◆ **Aim**:
Select every line containing the word "Output" from the material, and copy those lines.

◆ **Supplied records**:
+--

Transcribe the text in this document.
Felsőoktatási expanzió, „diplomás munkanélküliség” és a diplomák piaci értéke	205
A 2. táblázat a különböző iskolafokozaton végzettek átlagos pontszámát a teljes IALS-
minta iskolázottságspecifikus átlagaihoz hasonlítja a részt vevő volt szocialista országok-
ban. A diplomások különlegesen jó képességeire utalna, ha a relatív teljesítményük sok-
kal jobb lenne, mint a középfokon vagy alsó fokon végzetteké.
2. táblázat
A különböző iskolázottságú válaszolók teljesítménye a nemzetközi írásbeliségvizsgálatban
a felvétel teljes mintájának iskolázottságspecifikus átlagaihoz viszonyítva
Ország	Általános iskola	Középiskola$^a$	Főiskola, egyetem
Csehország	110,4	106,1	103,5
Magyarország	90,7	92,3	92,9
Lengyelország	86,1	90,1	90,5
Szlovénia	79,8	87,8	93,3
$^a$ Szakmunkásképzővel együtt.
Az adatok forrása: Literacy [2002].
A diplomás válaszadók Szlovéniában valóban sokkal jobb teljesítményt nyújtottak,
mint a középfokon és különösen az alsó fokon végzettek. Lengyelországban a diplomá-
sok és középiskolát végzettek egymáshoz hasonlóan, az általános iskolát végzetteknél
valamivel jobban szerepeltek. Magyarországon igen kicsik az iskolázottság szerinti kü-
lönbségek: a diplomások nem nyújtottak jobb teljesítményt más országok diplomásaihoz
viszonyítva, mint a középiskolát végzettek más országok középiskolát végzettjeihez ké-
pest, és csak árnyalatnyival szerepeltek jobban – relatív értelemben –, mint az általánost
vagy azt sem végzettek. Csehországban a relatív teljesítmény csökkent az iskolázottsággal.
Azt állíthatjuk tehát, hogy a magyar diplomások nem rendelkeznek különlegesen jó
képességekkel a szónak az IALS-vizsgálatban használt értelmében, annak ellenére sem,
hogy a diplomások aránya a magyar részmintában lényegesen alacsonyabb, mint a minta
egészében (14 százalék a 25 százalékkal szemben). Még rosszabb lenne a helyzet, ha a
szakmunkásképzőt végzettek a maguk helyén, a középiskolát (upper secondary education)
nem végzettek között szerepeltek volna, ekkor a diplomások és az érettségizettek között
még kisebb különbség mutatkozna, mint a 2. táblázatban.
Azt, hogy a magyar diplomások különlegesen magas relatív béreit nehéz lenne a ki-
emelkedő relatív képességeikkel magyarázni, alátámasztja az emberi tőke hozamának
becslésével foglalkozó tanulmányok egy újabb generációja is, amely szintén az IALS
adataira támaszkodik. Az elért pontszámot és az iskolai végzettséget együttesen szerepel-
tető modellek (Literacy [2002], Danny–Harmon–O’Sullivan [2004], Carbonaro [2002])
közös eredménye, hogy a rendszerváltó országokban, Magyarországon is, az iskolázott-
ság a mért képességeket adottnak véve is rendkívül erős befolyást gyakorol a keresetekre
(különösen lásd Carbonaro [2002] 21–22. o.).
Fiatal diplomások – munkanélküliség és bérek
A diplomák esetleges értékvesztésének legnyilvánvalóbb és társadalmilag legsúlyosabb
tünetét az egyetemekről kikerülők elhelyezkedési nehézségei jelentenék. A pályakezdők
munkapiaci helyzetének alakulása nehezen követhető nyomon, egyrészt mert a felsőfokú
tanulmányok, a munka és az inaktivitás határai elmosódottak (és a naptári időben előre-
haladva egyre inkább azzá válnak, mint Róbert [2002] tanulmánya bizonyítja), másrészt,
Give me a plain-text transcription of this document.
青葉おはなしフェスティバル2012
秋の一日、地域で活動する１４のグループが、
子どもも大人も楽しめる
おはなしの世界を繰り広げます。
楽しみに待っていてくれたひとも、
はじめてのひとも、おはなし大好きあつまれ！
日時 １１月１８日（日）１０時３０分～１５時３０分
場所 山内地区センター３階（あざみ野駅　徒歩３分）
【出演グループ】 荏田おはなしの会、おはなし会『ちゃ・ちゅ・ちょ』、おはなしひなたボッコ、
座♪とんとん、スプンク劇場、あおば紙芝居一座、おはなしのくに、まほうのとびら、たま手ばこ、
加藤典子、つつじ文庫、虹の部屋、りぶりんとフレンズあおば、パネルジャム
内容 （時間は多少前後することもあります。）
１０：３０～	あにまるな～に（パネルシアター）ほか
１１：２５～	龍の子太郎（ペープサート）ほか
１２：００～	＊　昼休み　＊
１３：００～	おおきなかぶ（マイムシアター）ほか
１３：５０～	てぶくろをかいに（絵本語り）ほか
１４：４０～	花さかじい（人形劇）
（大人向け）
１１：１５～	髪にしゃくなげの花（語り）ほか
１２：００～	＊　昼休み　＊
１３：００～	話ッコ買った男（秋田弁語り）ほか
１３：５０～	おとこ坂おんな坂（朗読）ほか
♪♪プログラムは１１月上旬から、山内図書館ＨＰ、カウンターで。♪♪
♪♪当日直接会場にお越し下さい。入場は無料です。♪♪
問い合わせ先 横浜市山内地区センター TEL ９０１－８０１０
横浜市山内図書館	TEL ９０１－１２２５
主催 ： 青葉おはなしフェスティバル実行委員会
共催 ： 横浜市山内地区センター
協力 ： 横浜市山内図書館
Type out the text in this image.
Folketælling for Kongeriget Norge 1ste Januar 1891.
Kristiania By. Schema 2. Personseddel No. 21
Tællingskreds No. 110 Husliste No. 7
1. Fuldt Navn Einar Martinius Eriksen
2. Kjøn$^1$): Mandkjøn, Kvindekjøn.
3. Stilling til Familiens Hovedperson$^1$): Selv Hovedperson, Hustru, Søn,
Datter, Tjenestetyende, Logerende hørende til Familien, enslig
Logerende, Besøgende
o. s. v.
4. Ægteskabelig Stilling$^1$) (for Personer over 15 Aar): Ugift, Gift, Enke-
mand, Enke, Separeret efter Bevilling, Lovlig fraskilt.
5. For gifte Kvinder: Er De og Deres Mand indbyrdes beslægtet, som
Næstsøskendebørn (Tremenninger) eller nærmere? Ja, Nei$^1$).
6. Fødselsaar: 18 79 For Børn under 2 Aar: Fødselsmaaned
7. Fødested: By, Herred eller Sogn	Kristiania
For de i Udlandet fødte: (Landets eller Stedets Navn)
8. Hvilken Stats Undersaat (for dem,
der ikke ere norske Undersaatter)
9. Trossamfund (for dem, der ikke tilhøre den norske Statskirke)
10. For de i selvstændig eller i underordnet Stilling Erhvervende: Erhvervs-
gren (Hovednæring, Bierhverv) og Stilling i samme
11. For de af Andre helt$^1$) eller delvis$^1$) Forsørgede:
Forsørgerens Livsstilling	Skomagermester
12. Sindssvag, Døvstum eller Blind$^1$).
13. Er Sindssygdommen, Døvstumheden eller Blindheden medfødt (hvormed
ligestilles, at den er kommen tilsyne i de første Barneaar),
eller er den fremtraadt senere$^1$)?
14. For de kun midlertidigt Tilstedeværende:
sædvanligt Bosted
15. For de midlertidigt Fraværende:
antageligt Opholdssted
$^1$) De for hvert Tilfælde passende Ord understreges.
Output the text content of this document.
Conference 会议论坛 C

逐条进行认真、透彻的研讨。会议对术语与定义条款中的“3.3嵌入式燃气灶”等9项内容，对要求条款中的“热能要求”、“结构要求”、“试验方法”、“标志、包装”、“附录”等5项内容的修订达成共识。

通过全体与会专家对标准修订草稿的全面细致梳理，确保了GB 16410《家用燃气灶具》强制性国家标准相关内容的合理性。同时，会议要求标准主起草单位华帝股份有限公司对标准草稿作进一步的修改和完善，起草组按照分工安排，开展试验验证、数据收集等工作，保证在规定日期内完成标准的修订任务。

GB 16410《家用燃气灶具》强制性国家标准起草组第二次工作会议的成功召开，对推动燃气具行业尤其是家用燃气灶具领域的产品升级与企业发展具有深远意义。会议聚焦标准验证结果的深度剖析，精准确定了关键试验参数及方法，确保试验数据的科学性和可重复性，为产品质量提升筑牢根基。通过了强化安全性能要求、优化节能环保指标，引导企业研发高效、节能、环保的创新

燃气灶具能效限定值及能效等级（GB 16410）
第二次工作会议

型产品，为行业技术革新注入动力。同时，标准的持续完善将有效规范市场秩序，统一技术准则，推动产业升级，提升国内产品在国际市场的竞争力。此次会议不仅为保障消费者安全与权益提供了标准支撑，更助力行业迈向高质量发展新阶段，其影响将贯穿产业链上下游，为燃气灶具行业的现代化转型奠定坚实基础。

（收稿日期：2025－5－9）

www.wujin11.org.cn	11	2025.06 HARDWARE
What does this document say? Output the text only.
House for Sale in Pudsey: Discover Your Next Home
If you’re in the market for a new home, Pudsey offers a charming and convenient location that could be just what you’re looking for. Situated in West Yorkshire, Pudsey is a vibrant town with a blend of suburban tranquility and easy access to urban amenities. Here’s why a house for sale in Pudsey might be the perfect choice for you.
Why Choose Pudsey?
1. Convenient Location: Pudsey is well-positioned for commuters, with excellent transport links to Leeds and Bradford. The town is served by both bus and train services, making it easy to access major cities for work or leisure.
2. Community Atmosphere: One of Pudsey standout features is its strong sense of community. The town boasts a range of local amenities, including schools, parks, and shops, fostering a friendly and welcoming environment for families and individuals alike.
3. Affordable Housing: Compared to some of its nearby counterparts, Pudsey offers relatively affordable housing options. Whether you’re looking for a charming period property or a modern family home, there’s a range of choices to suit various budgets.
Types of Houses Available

+--

◆ **Final result**:
Output the text content of this document.
What does this document say? Output the text only.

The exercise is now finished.